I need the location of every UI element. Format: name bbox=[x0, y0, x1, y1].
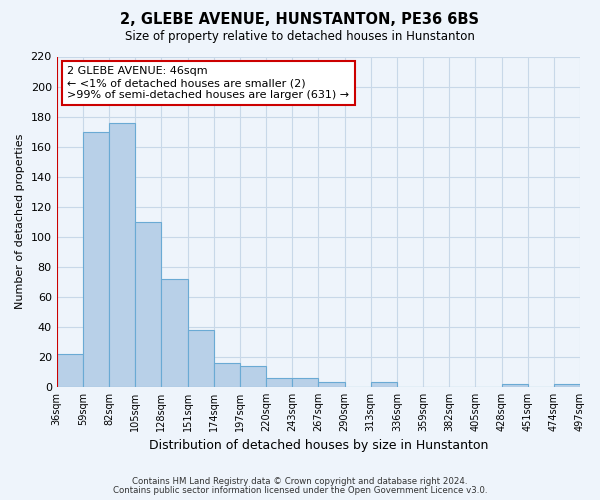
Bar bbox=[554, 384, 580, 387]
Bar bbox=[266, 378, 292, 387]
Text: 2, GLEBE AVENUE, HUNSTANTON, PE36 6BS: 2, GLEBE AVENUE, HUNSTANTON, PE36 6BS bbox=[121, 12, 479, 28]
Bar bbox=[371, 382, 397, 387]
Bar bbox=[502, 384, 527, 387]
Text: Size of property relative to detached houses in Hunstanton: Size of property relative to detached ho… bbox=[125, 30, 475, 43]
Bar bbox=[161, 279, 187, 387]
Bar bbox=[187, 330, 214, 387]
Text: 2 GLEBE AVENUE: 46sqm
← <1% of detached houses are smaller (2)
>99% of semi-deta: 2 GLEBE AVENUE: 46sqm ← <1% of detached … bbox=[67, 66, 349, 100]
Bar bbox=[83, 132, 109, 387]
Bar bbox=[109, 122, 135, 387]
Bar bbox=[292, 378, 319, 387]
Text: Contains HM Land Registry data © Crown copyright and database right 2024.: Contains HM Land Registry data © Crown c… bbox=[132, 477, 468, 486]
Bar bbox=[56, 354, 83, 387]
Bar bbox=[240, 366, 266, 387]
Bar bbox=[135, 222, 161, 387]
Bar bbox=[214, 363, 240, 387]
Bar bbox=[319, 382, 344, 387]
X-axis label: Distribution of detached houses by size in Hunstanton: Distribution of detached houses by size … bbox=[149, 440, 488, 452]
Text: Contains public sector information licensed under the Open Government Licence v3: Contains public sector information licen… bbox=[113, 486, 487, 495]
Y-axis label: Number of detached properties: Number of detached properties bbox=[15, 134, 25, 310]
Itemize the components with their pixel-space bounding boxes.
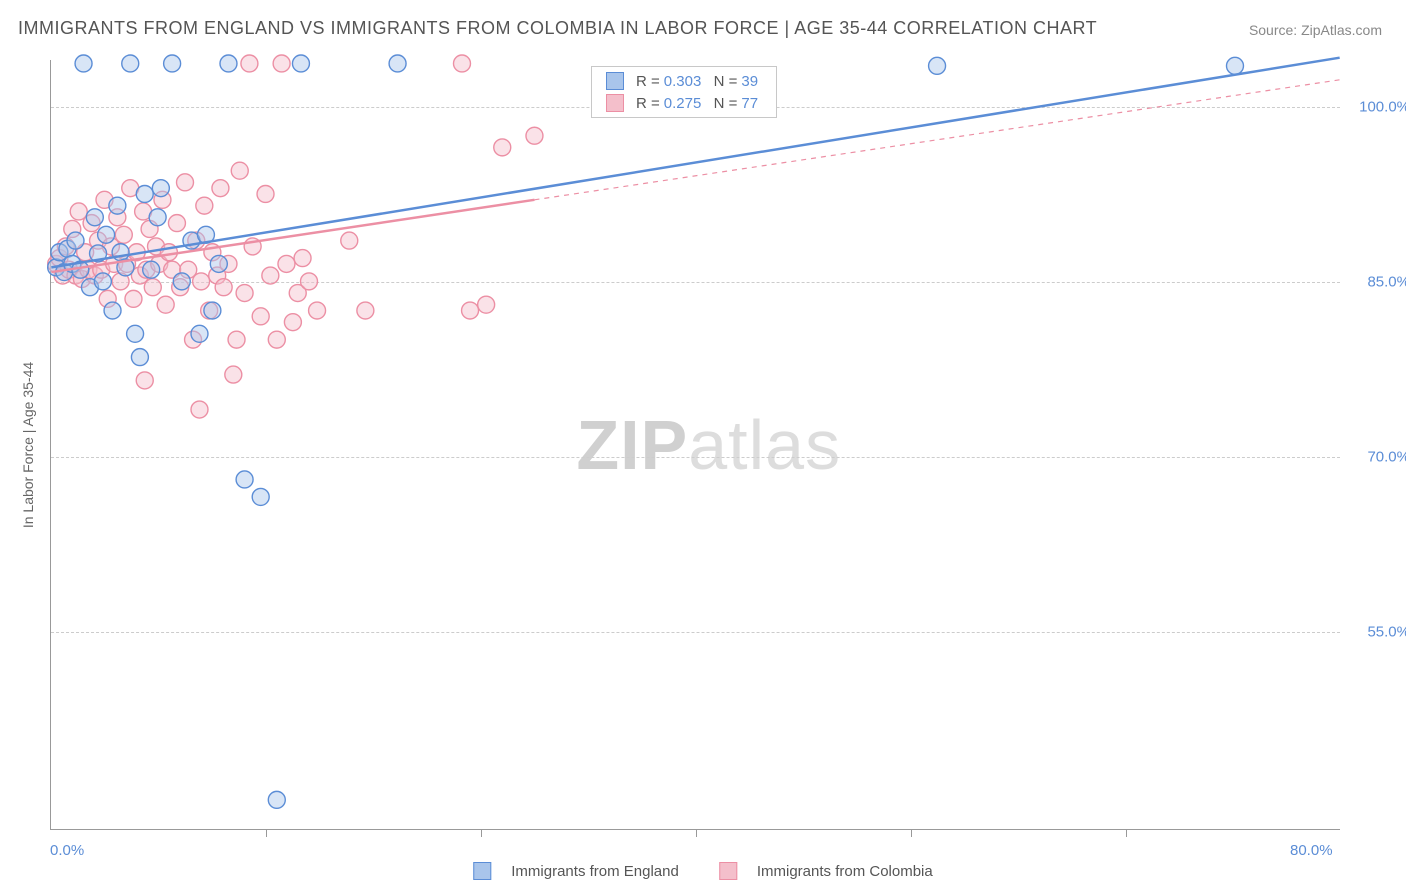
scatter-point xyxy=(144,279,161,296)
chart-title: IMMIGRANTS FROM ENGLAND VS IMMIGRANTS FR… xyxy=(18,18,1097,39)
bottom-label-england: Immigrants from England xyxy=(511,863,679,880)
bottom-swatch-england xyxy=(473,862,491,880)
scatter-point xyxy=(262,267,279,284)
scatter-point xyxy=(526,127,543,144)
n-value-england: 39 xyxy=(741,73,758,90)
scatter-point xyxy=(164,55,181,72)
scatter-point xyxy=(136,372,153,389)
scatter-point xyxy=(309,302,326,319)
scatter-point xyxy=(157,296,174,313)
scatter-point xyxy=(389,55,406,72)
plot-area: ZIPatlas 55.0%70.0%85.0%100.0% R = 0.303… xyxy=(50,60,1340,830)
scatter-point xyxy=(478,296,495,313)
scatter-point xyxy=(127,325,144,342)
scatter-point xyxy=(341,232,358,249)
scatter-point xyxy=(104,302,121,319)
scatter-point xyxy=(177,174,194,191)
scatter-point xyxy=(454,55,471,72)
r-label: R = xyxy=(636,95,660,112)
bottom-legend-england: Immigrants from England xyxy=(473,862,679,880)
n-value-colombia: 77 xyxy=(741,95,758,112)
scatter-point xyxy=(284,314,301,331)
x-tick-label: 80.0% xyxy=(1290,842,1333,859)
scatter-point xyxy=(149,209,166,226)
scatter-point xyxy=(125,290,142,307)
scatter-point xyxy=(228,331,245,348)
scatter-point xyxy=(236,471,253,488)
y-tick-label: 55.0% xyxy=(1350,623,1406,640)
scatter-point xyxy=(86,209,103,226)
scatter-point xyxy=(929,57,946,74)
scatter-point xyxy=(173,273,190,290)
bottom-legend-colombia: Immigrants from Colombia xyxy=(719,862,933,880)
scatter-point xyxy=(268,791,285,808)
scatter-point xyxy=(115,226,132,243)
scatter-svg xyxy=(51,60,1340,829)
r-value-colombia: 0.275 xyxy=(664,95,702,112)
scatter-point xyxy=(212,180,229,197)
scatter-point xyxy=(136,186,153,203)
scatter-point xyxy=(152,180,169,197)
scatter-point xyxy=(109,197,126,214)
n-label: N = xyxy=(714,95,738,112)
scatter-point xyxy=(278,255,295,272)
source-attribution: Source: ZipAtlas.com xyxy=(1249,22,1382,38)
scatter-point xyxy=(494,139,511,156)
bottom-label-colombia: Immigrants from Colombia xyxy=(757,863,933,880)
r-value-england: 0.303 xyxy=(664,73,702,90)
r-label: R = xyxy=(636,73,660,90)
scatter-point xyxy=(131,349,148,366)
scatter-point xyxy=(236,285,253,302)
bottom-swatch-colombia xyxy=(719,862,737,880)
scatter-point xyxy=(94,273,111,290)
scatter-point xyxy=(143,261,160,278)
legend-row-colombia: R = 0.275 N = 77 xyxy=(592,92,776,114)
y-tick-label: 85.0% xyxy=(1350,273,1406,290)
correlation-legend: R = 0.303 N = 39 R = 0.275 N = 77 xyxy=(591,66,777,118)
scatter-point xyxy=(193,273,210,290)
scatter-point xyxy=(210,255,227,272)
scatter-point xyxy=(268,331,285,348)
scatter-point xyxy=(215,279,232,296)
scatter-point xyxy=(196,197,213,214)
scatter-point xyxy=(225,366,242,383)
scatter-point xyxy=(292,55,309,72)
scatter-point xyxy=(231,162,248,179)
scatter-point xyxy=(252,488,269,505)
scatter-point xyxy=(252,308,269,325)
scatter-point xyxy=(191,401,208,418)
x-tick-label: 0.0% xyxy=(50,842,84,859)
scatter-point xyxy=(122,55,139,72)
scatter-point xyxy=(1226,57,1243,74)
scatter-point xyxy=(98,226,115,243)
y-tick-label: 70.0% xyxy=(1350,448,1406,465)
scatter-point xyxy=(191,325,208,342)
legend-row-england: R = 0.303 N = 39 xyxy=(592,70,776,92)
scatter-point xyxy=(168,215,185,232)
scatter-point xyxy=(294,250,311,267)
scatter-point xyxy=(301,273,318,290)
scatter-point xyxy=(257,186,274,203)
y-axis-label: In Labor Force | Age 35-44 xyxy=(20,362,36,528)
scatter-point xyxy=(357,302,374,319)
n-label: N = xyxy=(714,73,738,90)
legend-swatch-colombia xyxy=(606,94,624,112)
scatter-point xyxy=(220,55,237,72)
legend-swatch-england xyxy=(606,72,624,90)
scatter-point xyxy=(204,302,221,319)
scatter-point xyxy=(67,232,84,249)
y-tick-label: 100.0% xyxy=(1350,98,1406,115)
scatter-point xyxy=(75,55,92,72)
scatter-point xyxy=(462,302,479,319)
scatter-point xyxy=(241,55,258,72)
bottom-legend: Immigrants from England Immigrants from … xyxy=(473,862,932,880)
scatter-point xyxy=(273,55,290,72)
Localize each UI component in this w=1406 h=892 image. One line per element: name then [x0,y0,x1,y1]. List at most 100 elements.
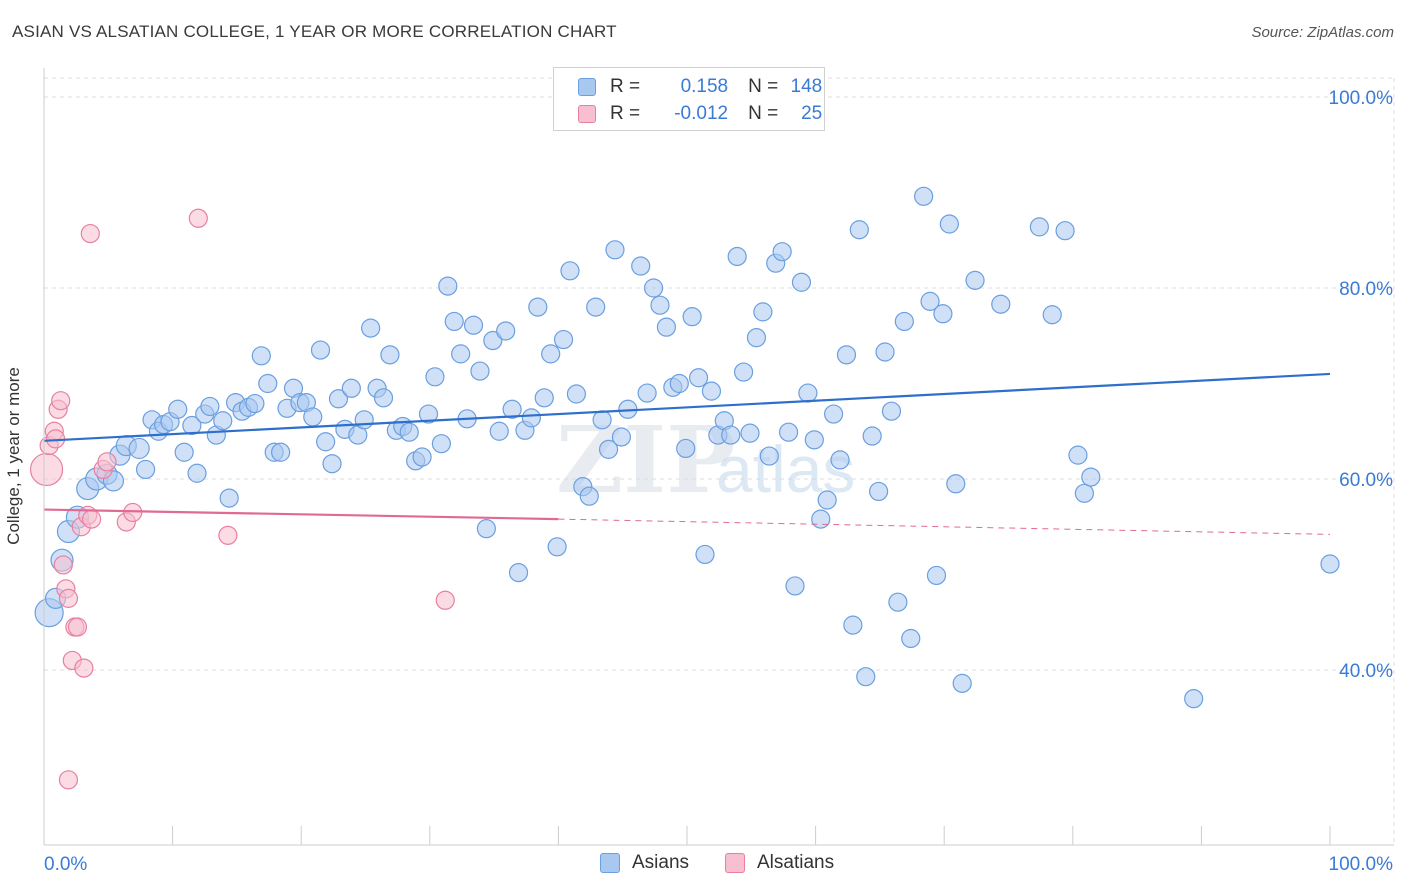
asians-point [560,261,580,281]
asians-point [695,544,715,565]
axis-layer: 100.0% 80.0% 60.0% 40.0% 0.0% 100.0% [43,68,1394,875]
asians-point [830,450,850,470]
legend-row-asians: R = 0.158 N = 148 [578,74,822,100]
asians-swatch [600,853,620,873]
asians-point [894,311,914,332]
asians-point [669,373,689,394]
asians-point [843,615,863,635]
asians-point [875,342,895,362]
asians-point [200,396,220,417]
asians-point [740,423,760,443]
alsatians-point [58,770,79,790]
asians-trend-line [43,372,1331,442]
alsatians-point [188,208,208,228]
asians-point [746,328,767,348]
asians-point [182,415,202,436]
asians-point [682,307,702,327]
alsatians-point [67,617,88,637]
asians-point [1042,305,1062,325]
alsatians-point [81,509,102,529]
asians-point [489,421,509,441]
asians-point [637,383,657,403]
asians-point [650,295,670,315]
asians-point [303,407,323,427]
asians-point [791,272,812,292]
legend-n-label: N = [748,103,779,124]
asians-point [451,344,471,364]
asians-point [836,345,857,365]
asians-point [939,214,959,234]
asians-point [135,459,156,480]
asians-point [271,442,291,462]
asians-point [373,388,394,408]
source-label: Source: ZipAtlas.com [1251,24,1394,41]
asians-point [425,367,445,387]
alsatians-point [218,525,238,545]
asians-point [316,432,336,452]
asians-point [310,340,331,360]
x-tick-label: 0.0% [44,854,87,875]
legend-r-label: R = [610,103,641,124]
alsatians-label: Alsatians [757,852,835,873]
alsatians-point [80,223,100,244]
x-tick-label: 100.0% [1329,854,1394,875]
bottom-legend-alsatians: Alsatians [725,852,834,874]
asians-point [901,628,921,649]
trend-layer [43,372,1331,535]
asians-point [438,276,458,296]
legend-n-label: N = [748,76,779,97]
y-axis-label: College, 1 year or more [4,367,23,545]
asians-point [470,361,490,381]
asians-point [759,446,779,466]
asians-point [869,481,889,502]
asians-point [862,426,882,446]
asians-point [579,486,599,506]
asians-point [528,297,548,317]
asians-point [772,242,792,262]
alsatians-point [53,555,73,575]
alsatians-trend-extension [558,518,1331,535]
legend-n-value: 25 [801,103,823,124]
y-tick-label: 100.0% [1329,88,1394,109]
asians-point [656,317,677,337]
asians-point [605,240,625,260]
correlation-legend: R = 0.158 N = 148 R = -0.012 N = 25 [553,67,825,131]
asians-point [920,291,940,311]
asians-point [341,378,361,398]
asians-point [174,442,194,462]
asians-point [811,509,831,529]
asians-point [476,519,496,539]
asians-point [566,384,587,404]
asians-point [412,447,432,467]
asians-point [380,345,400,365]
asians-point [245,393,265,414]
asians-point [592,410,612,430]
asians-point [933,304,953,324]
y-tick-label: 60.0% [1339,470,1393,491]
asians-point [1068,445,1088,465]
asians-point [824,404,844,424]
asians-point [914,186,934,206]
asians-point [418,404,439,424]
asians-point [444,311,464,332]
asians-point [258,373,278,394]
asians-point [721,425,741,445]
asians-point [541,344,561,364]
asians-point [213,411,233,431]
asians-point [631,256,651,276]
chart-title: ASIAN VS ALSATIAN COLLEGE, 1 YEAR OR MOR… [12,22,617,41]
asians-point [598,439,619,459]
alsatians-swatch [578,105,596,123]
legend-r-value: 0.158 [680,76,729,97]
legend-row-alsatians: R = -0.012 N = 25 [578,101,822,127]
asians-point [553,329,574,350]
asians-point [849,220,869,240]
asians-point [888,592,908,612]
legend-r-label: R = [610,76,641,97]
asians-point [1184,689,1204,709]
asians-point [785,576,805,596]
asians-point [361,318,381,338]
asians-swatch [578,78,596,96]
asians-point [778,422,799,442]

To do
Reproduce the material from the line with "Bar bbox=[554, 384, 580, 387]" to the line with "are smaller (2)", substituting "Column" for every instance of "Bar" and leaving everything else unchanged.

Correct response
Column bbox=[554, 384, 580, 387]
Column bbox=[266, 378, 292, 387]
Text: 2, GLEBE AVENUE, HUNSTANTON, PE36 6BS: 2, GLEBE AVENUE, HUNSTANTON, PE36 6BS bbox=[121, 12, 479, 28]
Column bbox=[371, 382, 397, 387]
Column bbox=[502, 384, 527, 387]
Text: Size of property relative to detached houses in Hunstanton: Size of property relative to detached ho… bbox=[125, 30, 475, 43]
Column bbox=[161, 279, 187, 387]
Column bbox=[187, 330, 214, 387]
Text: 2 GLEBE AVENUE: 46sqm
← <1% of detached houses are smaller (2)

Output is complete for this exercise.